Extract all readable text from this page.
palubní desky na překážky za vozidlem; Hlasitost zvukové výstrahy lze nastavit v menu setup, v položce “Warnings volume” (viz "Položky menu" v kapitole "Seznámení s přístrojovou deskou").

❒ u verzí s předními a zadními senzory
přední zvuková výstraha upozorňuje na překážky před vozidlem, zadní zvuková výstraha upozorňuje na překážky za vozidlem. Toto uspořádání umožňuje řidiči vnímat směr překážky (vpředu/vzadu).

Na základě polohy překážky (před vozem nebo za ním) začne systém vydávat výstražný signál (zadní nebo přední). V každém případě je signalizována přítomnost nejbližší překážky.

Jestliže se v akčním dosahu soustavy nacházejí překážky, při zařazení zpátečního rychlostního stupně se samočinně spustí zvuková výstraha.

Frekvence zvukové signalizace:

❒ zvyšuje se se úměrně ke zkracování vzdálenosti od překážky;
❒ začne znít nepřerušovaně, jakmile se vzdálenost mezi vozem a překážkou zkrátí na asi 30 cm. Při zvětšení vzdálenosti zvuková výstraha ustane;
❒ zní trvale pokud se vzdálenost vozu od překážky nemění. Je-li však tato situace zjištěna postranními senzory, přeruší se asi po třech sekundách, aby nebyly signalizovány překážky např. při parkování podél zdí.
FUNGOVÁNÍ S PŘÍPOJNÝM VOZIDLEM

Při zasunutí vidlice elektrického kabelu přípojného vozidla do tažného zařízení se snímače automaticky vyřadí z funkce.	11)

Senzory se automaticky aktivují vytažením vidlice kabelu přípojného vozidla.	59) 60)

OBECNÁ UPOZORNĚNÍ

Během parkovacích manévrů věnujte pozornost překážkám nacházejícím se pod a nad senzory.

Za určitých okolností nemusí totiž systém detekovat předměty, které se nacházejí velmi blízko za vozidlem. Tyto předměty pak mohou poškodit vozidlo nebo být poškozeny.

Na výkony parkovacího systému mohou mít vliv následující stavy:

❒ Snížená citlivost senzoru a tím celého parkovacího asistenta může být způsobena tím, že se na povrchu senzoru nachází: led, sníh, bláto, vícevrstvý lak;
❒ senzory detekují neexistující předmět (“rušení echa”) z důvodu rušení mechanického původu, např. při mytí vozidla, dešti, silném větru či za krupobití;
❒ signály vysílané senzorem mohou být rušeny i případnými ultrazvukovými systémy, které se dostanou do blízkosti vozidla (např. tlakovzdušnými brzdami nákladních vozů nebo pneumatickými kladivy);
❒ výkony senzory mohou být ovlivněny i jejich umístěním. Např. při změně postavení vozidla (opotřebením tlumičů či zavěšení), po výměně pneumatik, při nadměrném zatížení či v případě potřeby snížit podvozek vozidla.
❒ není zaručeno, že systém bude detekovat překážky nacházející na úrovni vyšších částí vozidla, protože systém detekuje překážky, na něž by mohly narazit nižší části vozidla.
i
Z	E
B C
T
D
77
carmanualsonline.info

__GIVEN INSTRUCTION__:
Extract the full listing above without altering anything.

__EXERCISE SOLUTION__:
Extract all readable text from this page.
palubní desky na překážky za vozidlem; Hlasitost zvukové výstrahy lze nastavit v menu setup, v položce “Warnings volume” (viz "Položky menu" v kapitole "Seznámení s přístrojovou deskou").

❒ u verzí s předními a zadními senzory
přední zvuková výstraha upozorňuje na překážky před vozidlem, zadní zvuková výstraha upozorňuje na překážky za vozidlem. Toto uspořádání umožňuje řidiči vnímat směr překážky (vpředu/vzadu).

Na základě polohy překážky (před vozem nebo za ním) začne systém vydávat výstražný signál (zadní nebo přední). V každém případě je signalizována přítomnost nejbližší překážky.

Jestliže se v akčním dosahu soustavy nacházejí překážky, při zařazení zpátečního rychlostního stupně se samočinně spustí zvuková výstraha.

Frekvence zvukové signalizace:

❒ zvyšuje se se úměrně ke zkracování vzdálenosti od překážky;
❒ začne znít nepřerušovaně, jakmile se vzdálenost mezi vozem a překážkou zkrátí na asi 30 cm. Při zvětšení vzdálenosti zvuková výstraha ustane;
❒ zní trvale pokud se vzdálenost vozu od překážky nemění. Je-li však tato situace zjištěna postranními senzory, přeruší se asi po třech sekundách, aby nebyly signalizovány překážky např. při parkování podél zdí.
FUNGOVÁNÍ S PŘÍPOJNÝM VOZIDLEM

Při zasunutí vidlice elektrického kabelu přípojného vozidla do tažného zařízení se snímače automaticky vyřadí z funkce.	11)

Senzory se automaticky aktivují vytažením vidlice kabelu přípojného vozidla.	59) 60)

OBECNÁ UPOZORNĚNÍ

Během parkovacích manévrů věnujte pozornost překážkám nacházejícím se pod a nad senzory.

Za určitých okolností nemusí totiž systém detekovat předměty, které se nacházejí velmi blízko za vozidlem. Tyto předměty pak mohou poškodit vozidlo nebo být poškozeny.

Na výkony parkovacího systému mohou mít vliv následující stavy:

❒ Snížená citlivost senzoru a tím celého parkovacího asistenta může být způsobena tím, že se na povrchu senzoru nachází: led, sníh, bláto, vícevrstvý lak;
❒ senzory detekují neexistující předmět (“rušení echa”) z důvodu rušení mechanického původu, např. při mytí vozidla, dešti, silném větru či za krupobití;
❒ signály vysílané senzorem mohou být rušeny i případnými ultrazvukovými systémy, které se dostanou do blízkosti vozidla (např. tlakovzdušnými brzdami nákladních vozů nebo pneumatickými kladivy);
❒ výkony senzory mohou být ovlivněny i jejich umístěním. Např. při změně postavení vozidla (opotřebením tlumičů či zavěšení), po výměně pneumatik, při nadměrném zatížení či v případě potřeby snížit podvozek vozidla.
❒ není zaručeno, že systém bude detekovat překážky nacházející na úrovni vyšších částí vozidla, protože systém detekuje překážky, na něž by mohly narazit nižší části vozidla.
i
Z	E
B C
T
D
77
carmanualsonline.info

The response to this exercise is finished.